>> begin

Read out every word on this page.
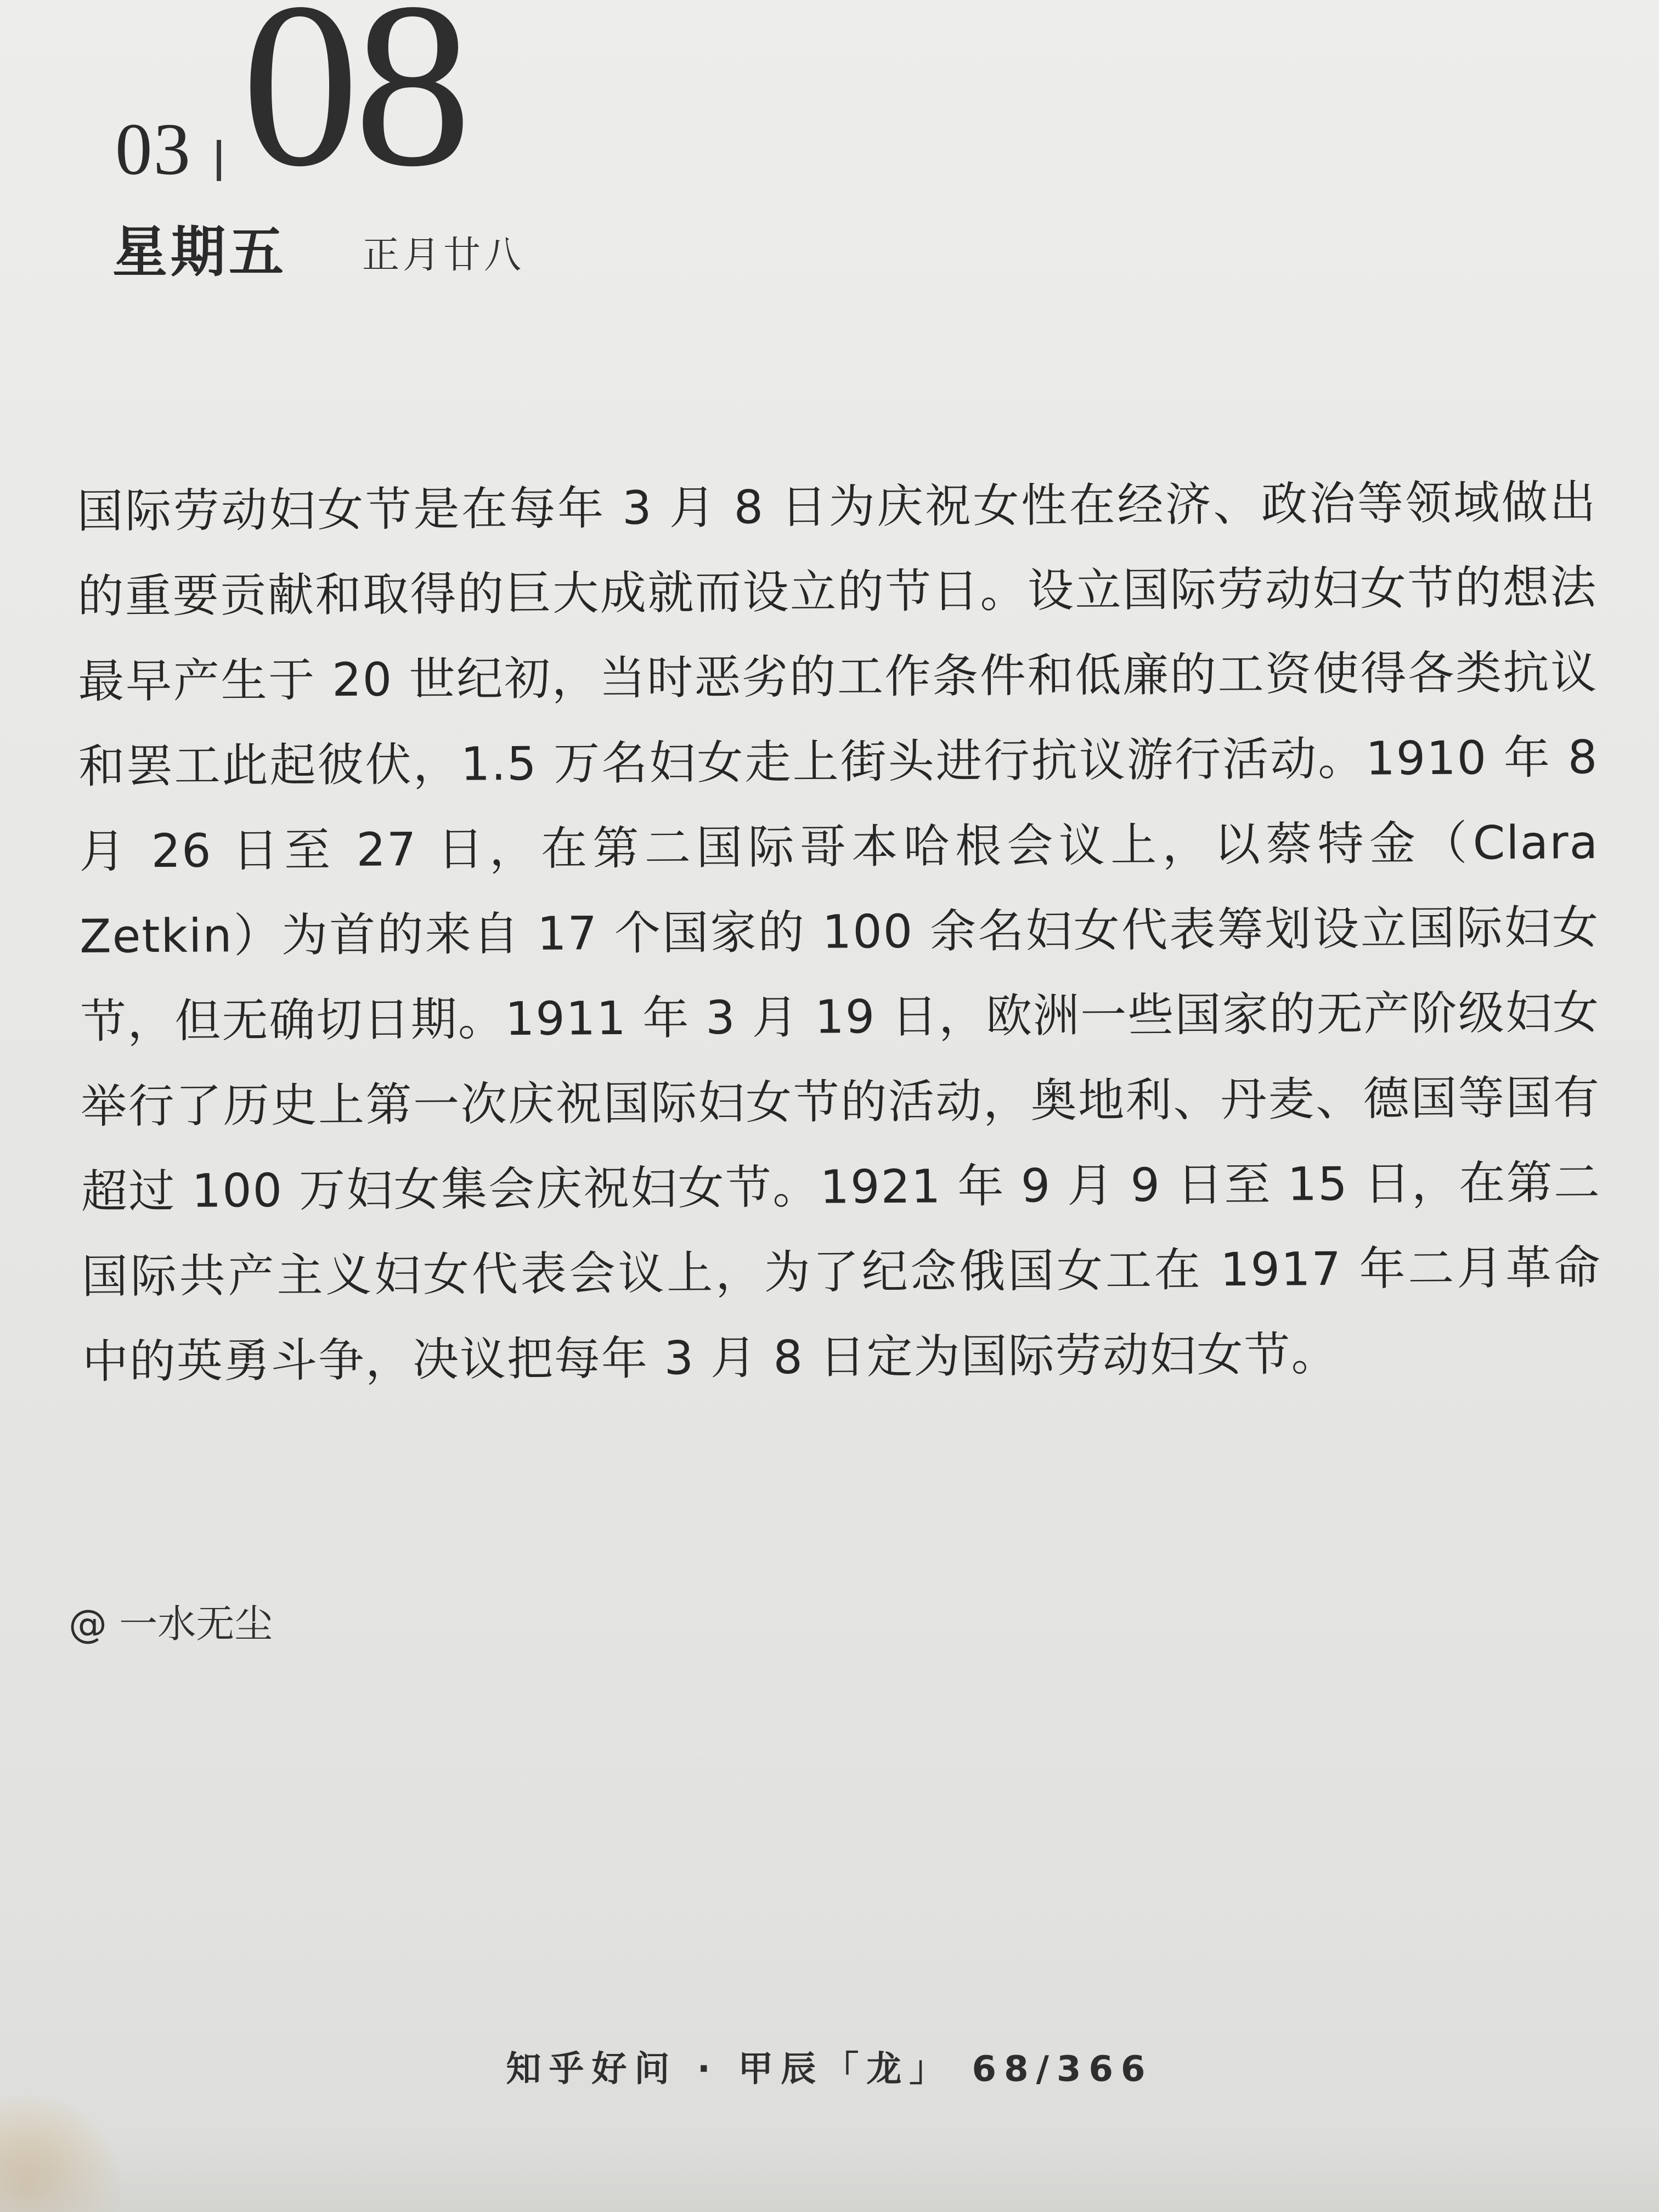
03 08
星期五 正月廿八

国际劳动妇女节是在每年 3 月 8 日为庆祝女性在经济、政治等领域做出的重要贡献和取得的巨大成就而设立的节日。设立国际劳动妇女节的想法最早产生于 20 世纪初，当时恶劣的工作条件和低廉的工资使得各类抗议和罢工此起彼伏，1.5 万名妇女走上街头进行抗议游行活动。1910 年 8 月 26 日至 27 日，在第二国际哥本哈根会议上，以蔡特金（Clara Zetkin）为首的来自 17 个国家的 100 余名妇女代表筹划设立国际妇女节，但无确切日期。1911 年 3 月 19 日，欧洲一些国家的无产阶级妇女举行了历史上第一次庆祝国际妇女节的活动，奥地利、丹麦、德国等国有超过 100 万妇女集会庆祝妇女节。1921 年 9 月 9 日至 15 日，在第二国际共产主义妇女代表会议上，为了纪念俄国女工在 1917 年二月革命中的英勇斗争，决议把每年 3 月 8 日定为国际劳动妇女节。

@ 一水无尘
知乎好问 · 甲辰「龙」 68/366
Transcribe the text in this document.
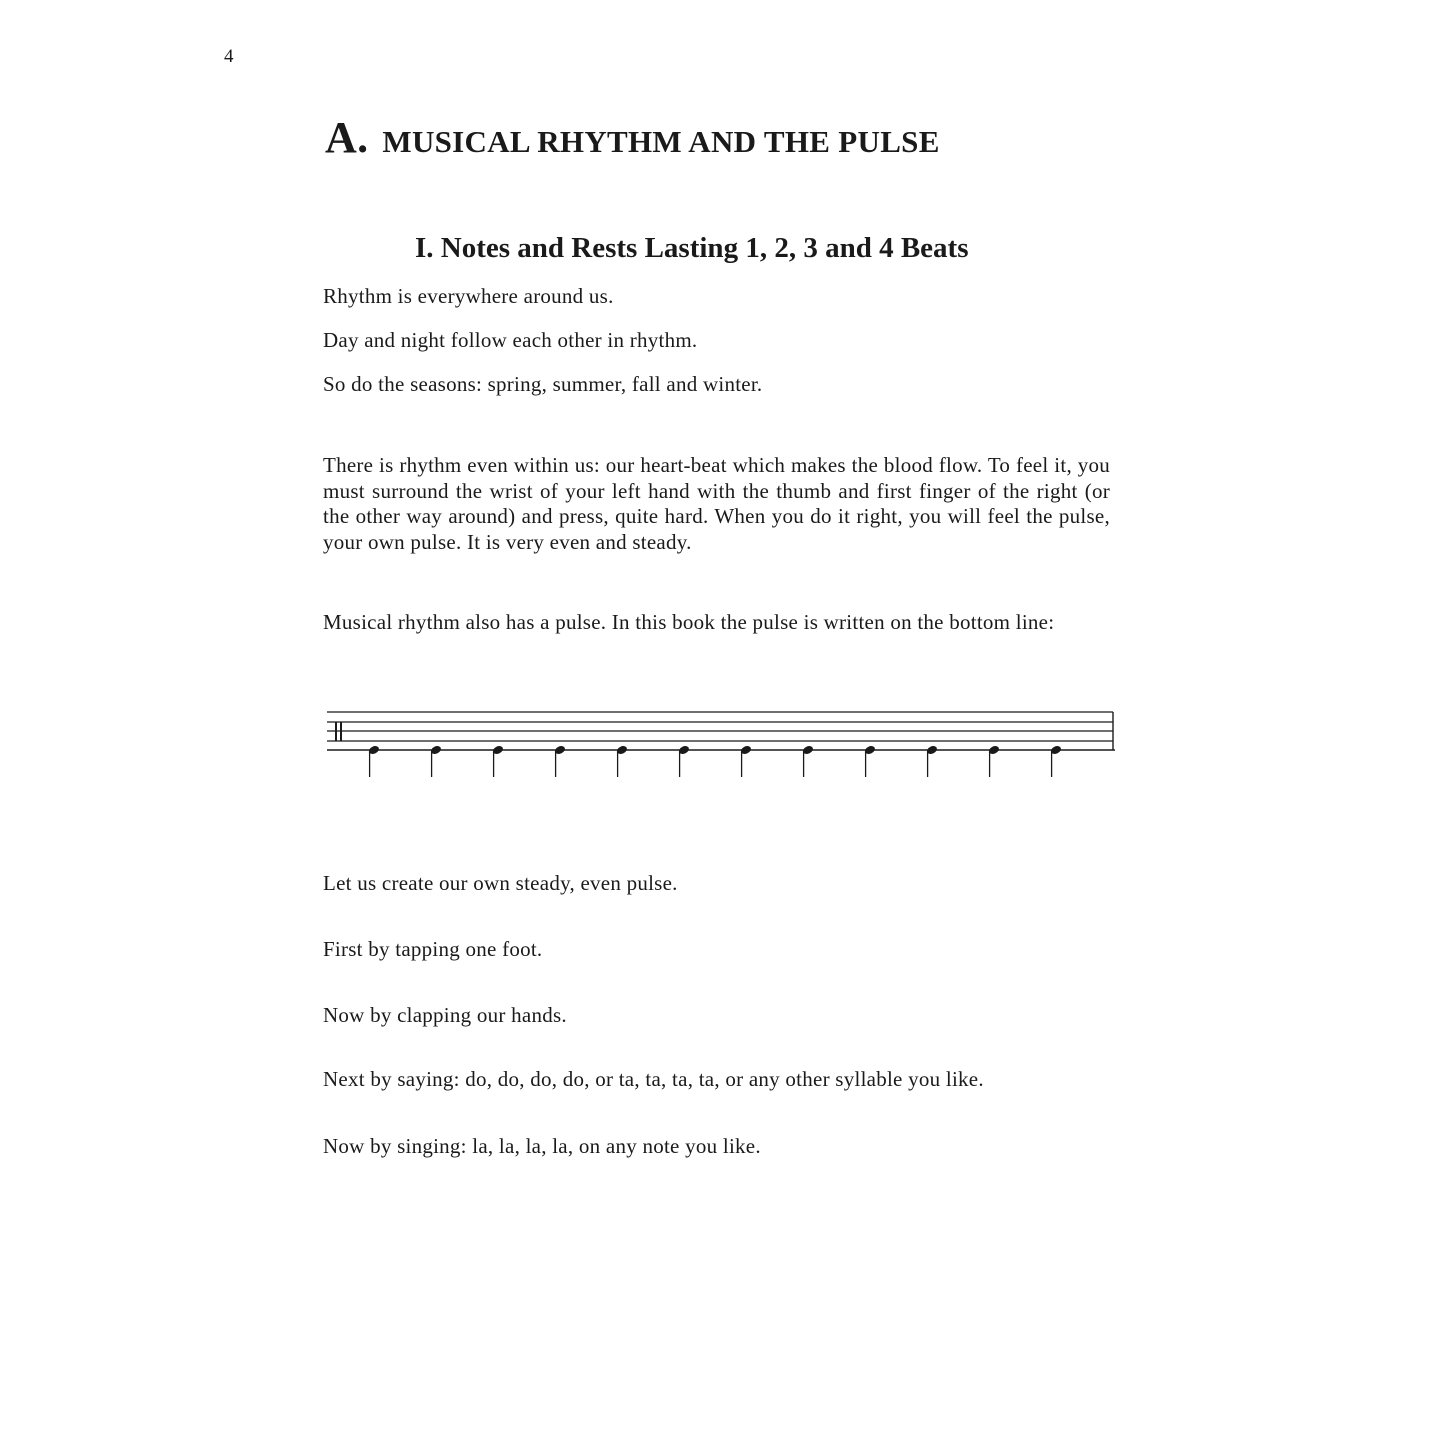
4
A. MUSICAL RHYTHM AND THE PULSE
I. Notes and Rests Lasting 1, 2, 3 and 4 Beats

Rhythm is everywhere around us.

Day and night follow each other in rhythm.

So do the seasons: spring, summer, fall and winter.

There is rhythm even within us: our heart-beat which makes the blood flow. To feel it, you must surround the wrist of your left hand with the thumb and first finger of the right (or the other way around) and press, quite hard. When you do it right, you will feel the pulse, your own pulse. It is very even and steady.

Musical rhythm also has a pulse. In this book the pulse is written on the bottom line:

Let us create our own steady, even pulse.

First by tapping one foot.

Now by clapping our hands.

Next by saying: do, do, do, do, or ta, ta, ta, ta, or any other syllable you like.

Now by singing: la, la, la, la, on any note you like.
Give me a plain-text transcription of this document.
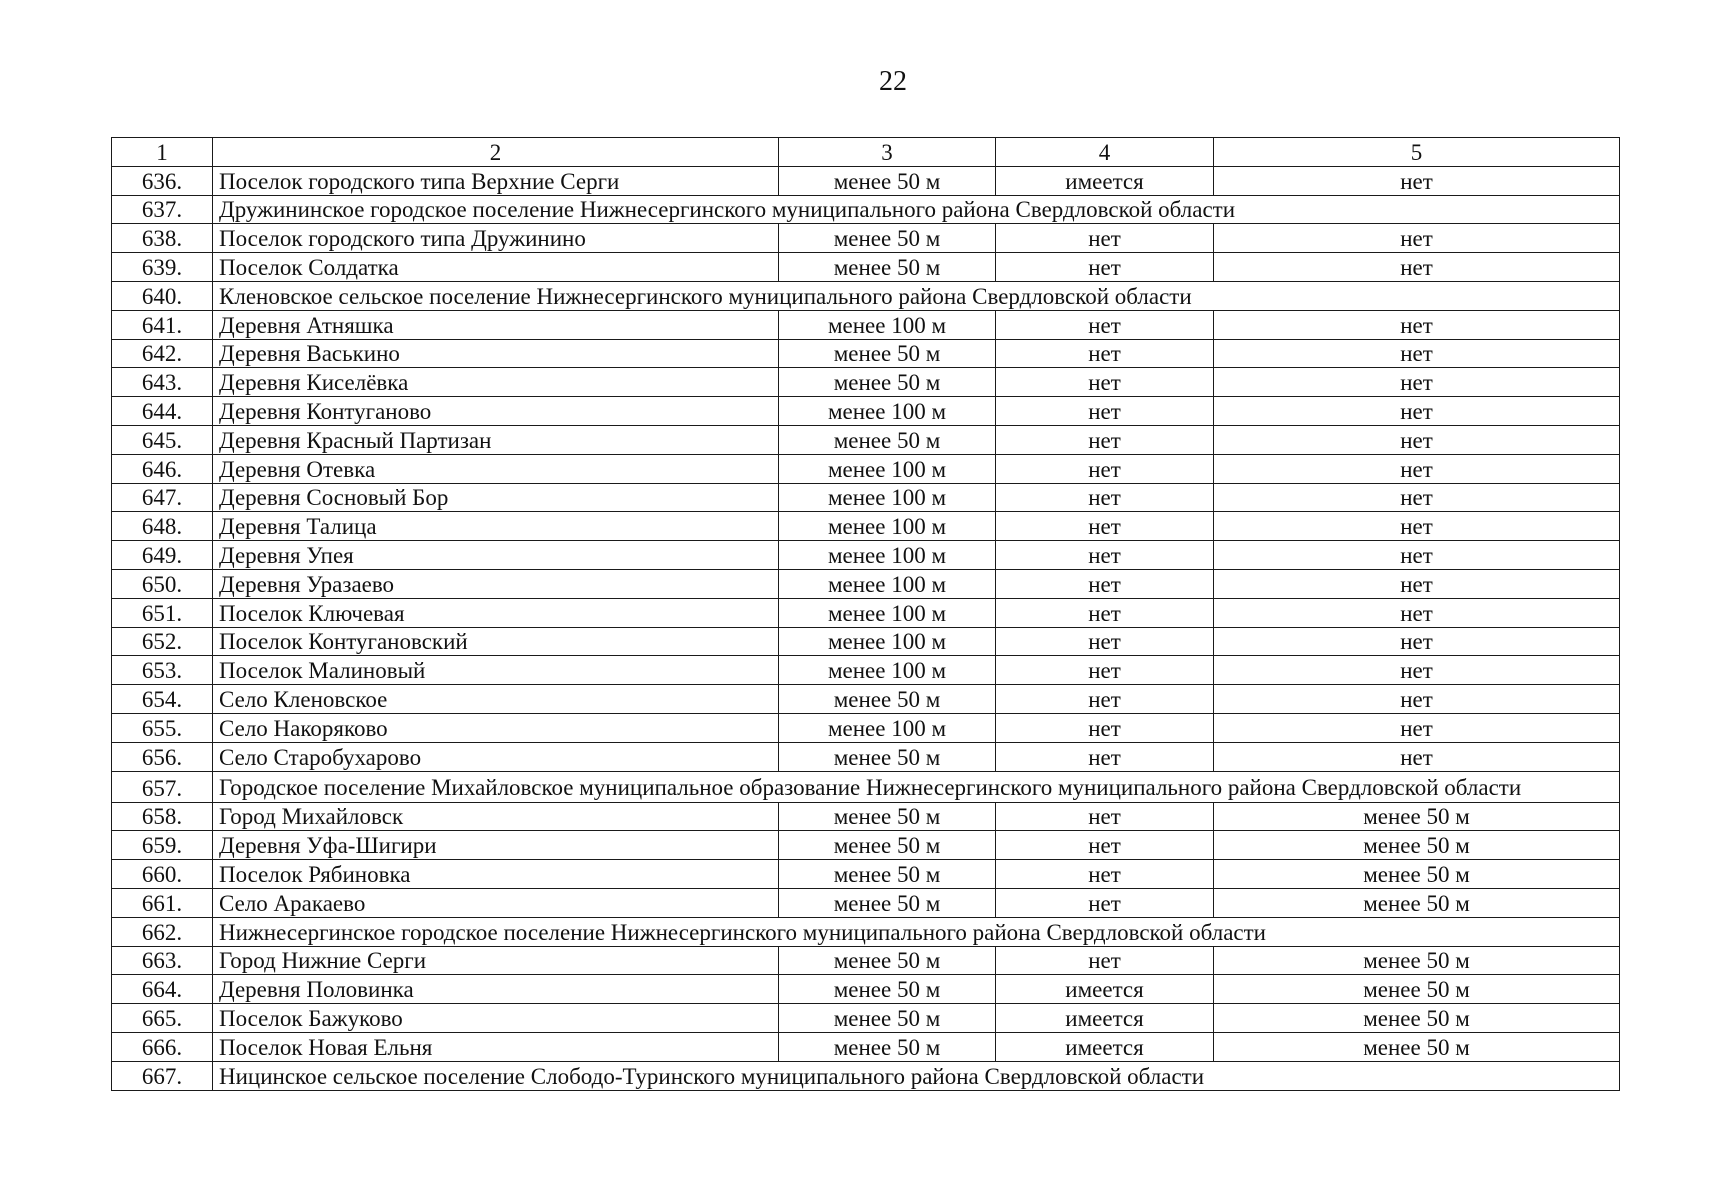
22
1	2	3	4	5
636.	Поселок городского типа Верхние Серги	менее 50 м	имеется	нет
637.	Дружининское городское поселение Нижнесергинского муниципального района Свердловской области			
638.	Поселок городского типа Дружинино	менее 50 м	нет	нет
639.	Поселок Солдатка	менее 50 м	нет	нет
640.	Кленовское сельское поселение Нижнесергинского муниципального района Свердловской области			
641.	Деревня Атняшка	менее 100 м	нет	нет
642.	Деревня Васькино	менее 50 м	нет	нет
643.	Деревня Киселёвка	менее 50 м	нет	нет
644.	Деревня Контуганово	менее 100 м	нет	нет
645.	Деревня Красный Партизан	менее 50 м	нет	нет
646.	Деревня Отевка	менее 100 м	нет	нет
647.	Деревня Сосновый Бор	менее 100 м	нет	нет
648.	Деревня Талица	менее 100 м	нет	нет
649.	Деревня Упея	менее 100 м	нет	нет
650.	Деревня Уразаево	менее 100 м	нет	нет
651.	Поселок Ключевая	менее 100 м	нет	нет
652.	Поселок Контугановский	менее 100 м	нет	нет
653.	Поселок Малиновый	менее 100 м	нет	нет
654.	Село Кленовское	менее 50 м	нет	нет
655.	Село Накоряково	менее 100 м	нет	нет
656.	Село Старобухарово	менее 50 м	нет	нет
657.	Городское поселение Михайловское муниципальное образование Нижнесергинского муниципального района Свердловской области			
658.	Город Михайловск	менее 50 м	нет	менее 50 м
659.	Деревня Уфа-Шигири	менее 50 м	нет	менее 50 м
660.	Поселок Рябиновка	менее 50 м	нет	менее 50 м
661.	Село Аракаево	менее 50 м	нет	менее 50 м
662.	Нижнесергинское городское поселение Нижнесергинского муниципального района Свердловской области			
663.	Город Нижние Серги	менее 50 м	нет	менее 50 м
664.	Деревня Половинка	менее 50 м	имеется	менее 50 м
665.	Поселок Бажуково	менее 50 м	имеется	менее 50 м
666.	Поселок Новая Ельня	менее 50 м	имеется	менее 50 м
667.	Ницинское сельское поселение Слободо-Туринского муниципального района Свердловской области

>> end

**Exercise objective:**
Transcribe the listing in full. Omit the pictures and keep every line exact.

**Expected answer:**
Read out every word on this page.
03 08
星期五 正月廿八

国际劳动妇女节是在每年 3 月 8 日为庆祝女性在经济、政治等领域做出的重要贡献和取得的巨大成就而设立的节日。设立国际劳动妇女节的想法最早产生于 20 世纪初，当时恶劣的工作条件和低廉的工资使得各类抗议和罢工此起彼伏，1.5 万名妇女走上街头进行抗议游行活动。1910 年 8 月 26 日至 27 日，在第二国际哥本哈根会议上，以蔡特金（Clara Zetkin）为首的来自 17 个国家的 100 余名妇女代表筹划设立国际妇女节，但无确切日期。1911 年 3 月 19 日，欧洲一些国家的无产阶级妇女举行了历史上第一次庆祝国际妇女节的活动，奥地利、丹麦、德国等国有超过 100 万妇女集会庆祝妇女节。1921 年 9 月 9 日至 15 日，在第二国际共产主义妇女代表会议上，为了纪念俄国女工在 1917 年二月革命中的英勇斗争，决议把每年 3 月 8 日定为国际劳动妇女节。

@ 一水无尘
知乎好问 · 甲辰「龙」 68/366
Transcribe the text in this document.
4
A. MUSICAL RHYTHM AND THE PULSE
I. Notes and Rests Lasting 1, 2, 3 and 4 Beats

Rhythm is everywhere around us.

Day and night follow each other in rhythm.

So do the seasons: spring, summer, fall and winter.

There is rhythm even within us: our heart-beat which makes the blood flow. To feel it, you must surround the wrist of your left hand with the thumb and first finger of the right (or the other way around) and press, quite hard. When you do it right, you will feel the pulse, your own pulse. It is very even and steady.

Musical rhythm also has a pulse. In this book the pulse is written on the bottom line:

Let us create our own steady, even pulse.

First by tapping one foot.

Now by clapping our hands.

Next by saying: do, do, do, do, or ta, ta, ta, ta, or any other syllable you like.

Now by singing: la, la, la, la, on any note you like.
Give me a plain-text transcription of this document.
22
1	2	3	4	5
636.	Поселок городского типа Верхние Серги	менее 50 м	имеется	нет
637.	Дружининское городское поселение Нижнесергинского муниципального района Свердловской области			
638.	Поселок городского типа Дружинино	менее 50 м	нет	нет
639.	Поселок Солдатка	менее 50 м	нет	нет
640.	Кленовское сельское поселение Нижнесергинского муниципального района Свердловской области			
641.	Деревня Атняшка	менее 100 м	нет	нет
642.	Деревня Васькино	менее 50 м	нет	нет
643.	Деревня Киселёвка	менее 50 м	нет	нет
644.	Деревня Контуганово	менее 100 м	нет	нет
645.	Деревня Красный Партизан	менее 50 м	нет	нет
646.	Деревня Отевка	менее 100 м	нет	нет
647.	Деревня Сосновый Бор	менее 100 м	нет	нет
648.	Деревня Талица	менее 100 м	нет	нет
649.	Деревня Упея	менее 100 м	нет	нет
650.	Деревня Уразаево	менее 100 м	нет	нет
651.	Поселок Ключевая	менее 100 м	нет	нет
652.	Поселок Контугановский	менее 100 м	нет	нет
653.	Поселок Малиновый	менее 100 м	нет	нет
654.	Село Кленовское	менее 50 м	нет	нет
655.	Село Накоряково	менее 100 м	нет	нет
656.	Село Старобухарово	менее 50 м	нет	нет
657.	Городское поселение Михайловское муниципальное образование Нижнесергинского муниципального района Свердловской области			
658.	Город Михайловск	менее 50 м	нет	менее 50 м
659.	Деревня Уфа-Шигири	менее 50 м	нет	менее 50 м
660.	Поселок Рябиновка	менее 50 м	нет	менее 50 м
661.	Село Аракаево	менее 50 м	нет	менее 50 м
662.	Нижнесергинское городское поселение Нижнесергинского муниципального района Свердловской области			
663.	Город Нижние Серги	менее 50 м	нет	менее 50 м
664.	Деревня Половинка	менее 50 м	имеется	менее 50 м
665.	Поселок Бажуково	менее 50 м	имеется	менее 50 м
666.	Поселок Новая Ельня	менее 50 м	имеется	менее 50 м
667.	Ницинское сельское поселение Слободо-Туринского муниципального района Свердловской области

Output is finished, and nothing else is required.